RECORDS FOR THE EXERCISE:

........

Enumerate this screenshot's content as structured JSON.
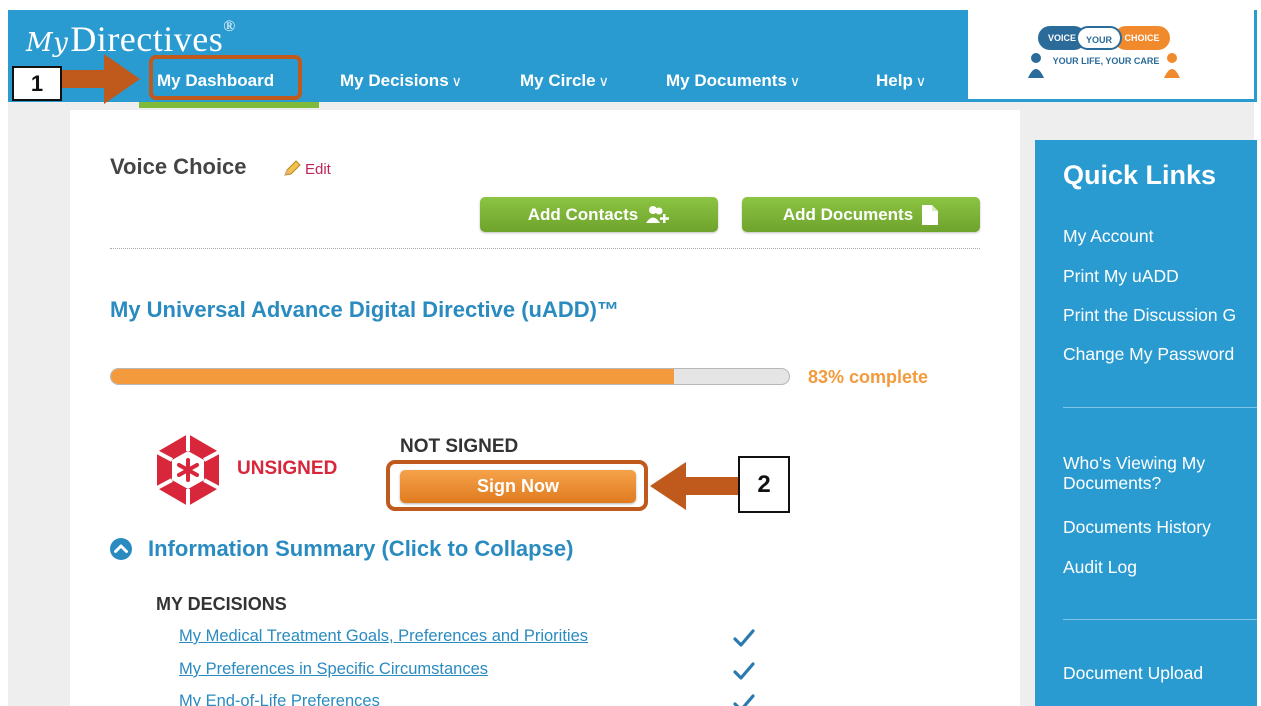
{
  "header": {
    "logo_prefix": "My",
    "logo_text": "Directives",
    "logo_mark": "®",
    "nav": [
      {
        "label": "My Dashboard",
        "has_chevron": false
      },
      {
        "label": "My Decisions",
        "has_chevron": true
      },
      {
        "label": "My Circle",
        "has_chevron": true
      },
      {
        "label": "My Documents",
        "has_chevron": true
      },
      {
        "label": "Help",
        "has_chevron": true
      }
    ],
    "chevron": "∨",
    "partner": {
      "word1": "VOICE",
      "word2": "YOUR",
      "word3": "CHOICE",
      "tagline": "YOUR LIFE, YOUR CARE"
    }
  },
  "profile": {
    "name": "Voice Choice",
    "edit_label": "Edit"
  },
  "actions": {
    "add_contacts": "Add Contacts",
    "add_documents": "Add Documents"
  },
  "uadd": {
    "title": "My Universal Advance Digital Directive (uADD)™",
    "progress_fraction": 0.83,
    "progress_label": "83% complete",
    "unsigned_label": "UNSIGNED",
    "status": "NOT SIGNED",
    "sign_button": "Sign Now"
  },
  "callouts": {
    "one": "1",
    "two": "2",
    "color": "#c0591c"
  },
  "summary": {
    "title": "Information Summary (Click to Collapse)",
    "section_heading": "MY DECISIONS",
    "items": [
      {
        "label": "My Medical Treatment Goals, Preferences and Priorities",
        "complete": true
      },
      {
        "label": "My Preferences in Specific Circumstances",
        "complete": true
      },
      {
        "label": "My End-of-Life Preferences",
        "complete": true
      }
    ]
  },
  "quick_links": {
    "title": "Quick Links",
    "group1": [
      "My Account",
      "Print My uADD",
      "Print the Discussion G",
      "Change My Password"
    ],
    "group2_multiline": "Who's Viewing My Documents?",
    "group2": [
      "Documents History",
      "Audit Log"
    ],
    "group3": [
      "Document Upload"
    ]
  },
  "colors": {
    "header_blue": "#2a9bd1",
    "link_blue": "#2a8bc0",
    "green": "#7fbb3a",
    "orange": "#f39a3c",
    "unsigned_red": "#d8263a",
    "edit_pink": "#c0245a"
  }
}
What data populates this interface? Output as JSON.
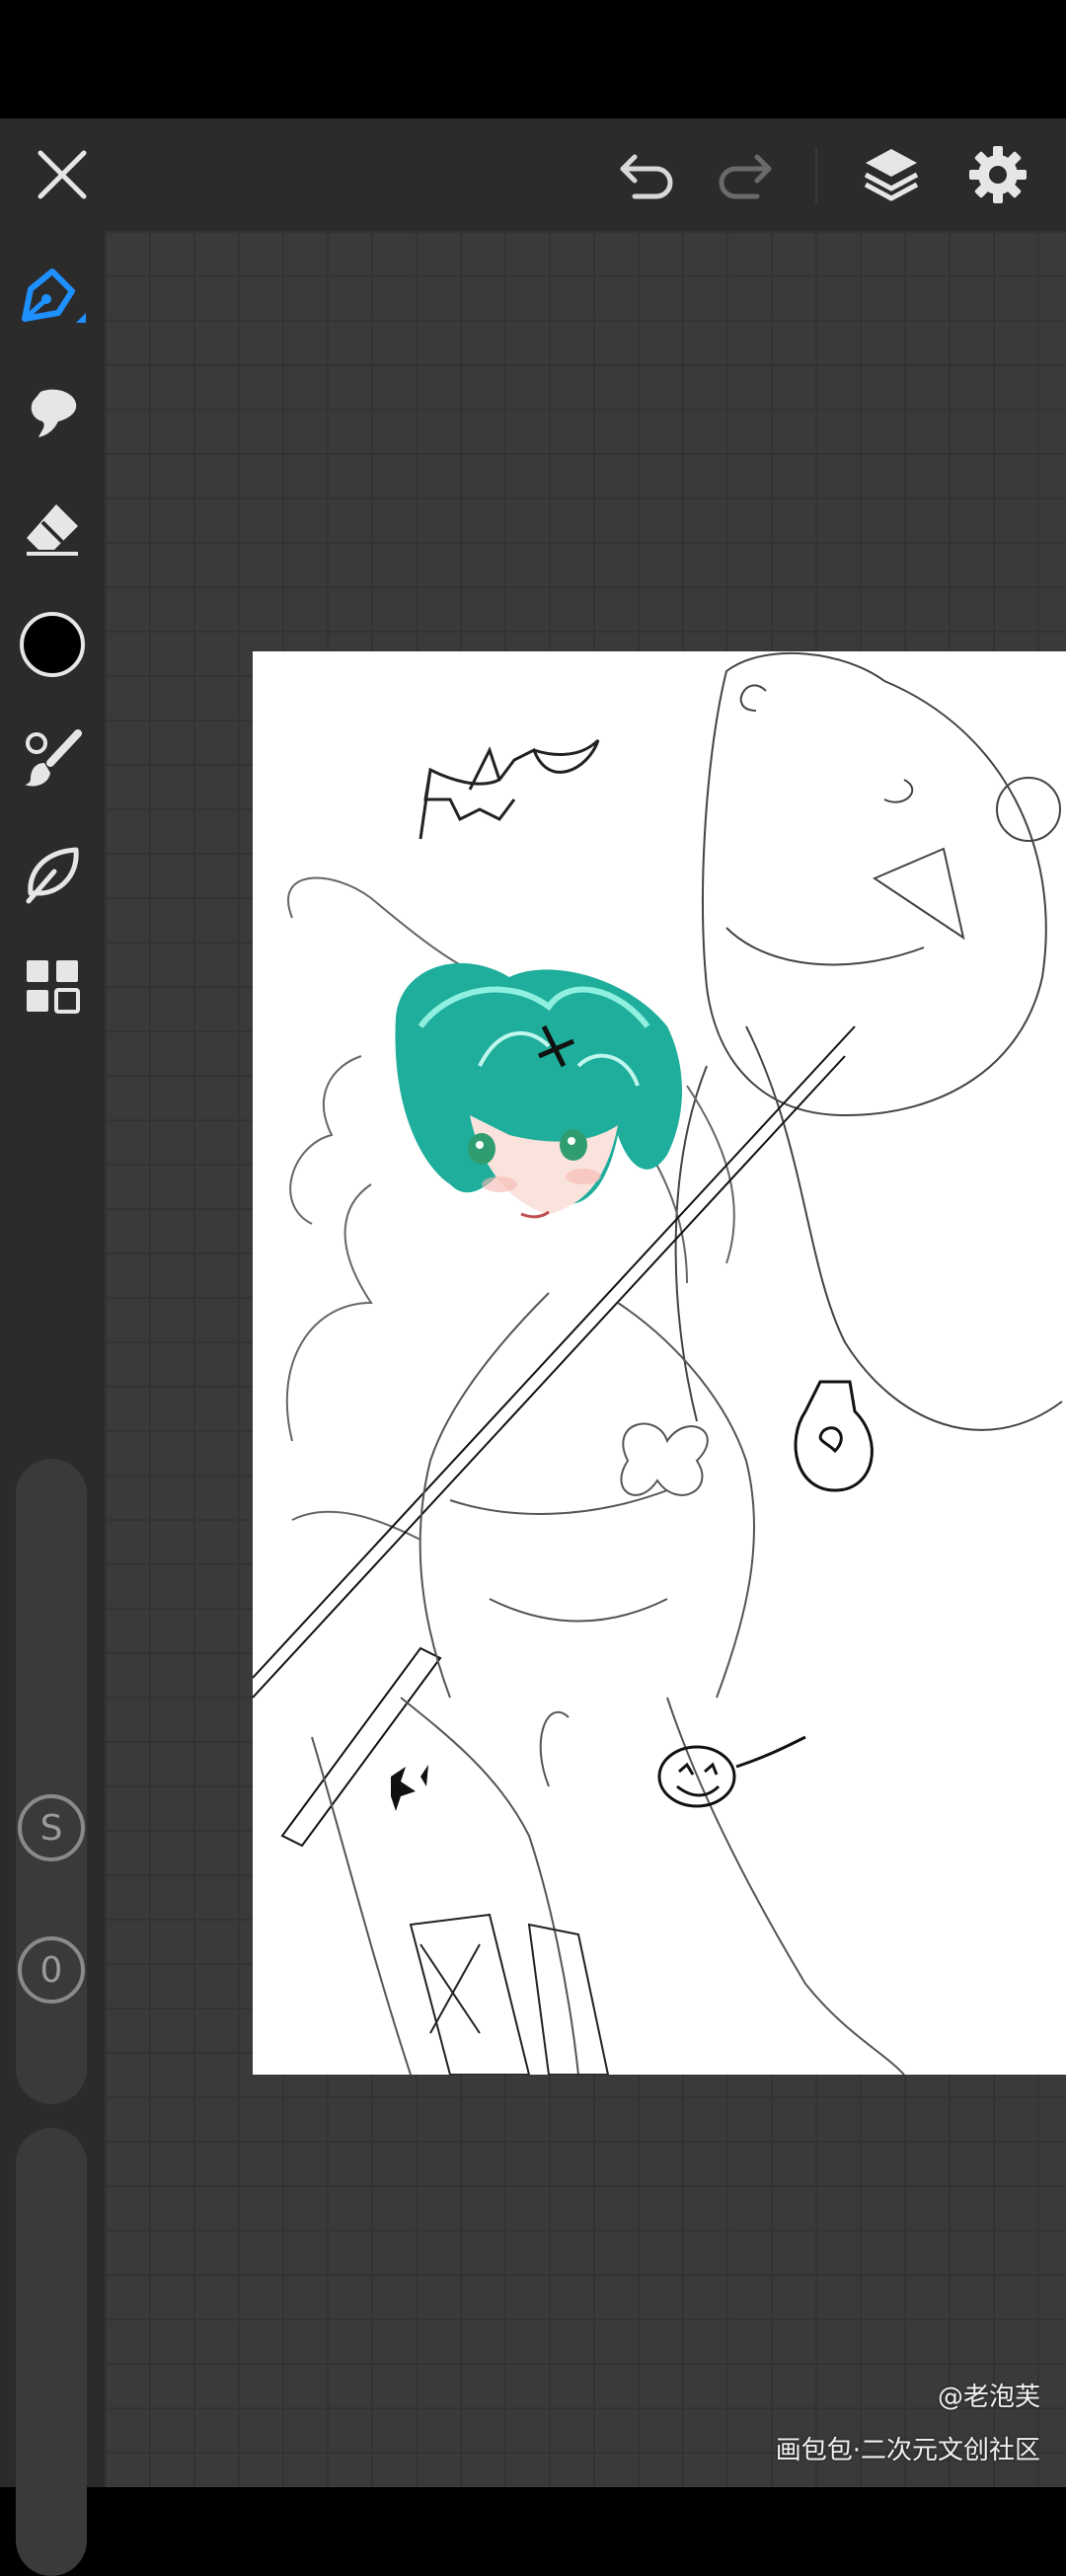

........

EXERCISE AIM:
Skip the images and write out the rest of the listing exactly.

FINISHED ANSWER:
Enumerate this screenshot's content as structured JSON.
{
  "header": {
    "logo_prefix": "My",
    "logo_text": "Directives",
    "logo_mark": "®",
    "nav": [
      {
        "label": "My Dashboard",
        "has_chevron": false
      },
      {
        "label": "My Decisions",
        "has_chevron": true
      },
      {
        "label": "My Circle",
        "has_chevron": true
      },
      {
        "label": "My Documents",
        "has_chevron": true
      },
      {
        "label": "Help",
        "has_chevron": true
      }
    ],
    "chevron": "∨",
    "partner": {
      "word1": "VOICE",
      "word2": "YOUR",
      "word3": "CHOICE",
      "tagline": "YOUR LIFE, YOUR CARE"
    }
  },
  "profile": {
    "name": "Voice Choice",
    "edit_label": "Edit"
  },
  "actions": {
    "add_contacts": "Add Contacts",
    "add_documents": "Add Documents"
  },
  "uadd": {
    "title": "My Universal Advance Digital Directive (uADD)™",
    "progress_fraction": 0.83,
    "progress_label": "83% complete",
    "unsigned_label": "UNSIGNED",
    "status": "NOT SIGNED",
    "sign_button": "Sign Now"
  },
  "callouts": {
    "one": "1",
    "two": "2",
    "color": "#c0591c"
  },
  "summary": {
    "title": "Information Summary (Click to Collapse)",
    "section_heading": "MY DECISIONS",
    "items": [
      {
        "label": "My Medical Treatment Goals, Preferences and Priorities",
        "complete": true
      },
      {
        "label": "My Preferences in Specific Circumstances",
        "complete": true
      },
      {
        "label": "My End-of-Life Preferences",
        "complete": true
      }
    ]
  },
  "quick_links": {
    "title": "Quick Links",
    "group1": [
      "My Account",
      "Print My uADD",
      "Print the Discussion G",
      "Change My Password"
    ],
    "group2_multiline": "Who's Viewing My Documents?",
    "group2": [
      "Documents History",
      "Audit Log"
    ],
    "group3": [
      "Document Upload"
    ]
  },
  "colors": {
    "header_blue": "#2a9bd1",
    "link_blue": "#2a8bc0",
    "green": "#7fbb3a",
    "orange": "#f39a3c",
    "unsigned_red": "#d8263a",
    "edit_pink": "#c0245a"
  }
}
What data populates this interface? Output as JSON.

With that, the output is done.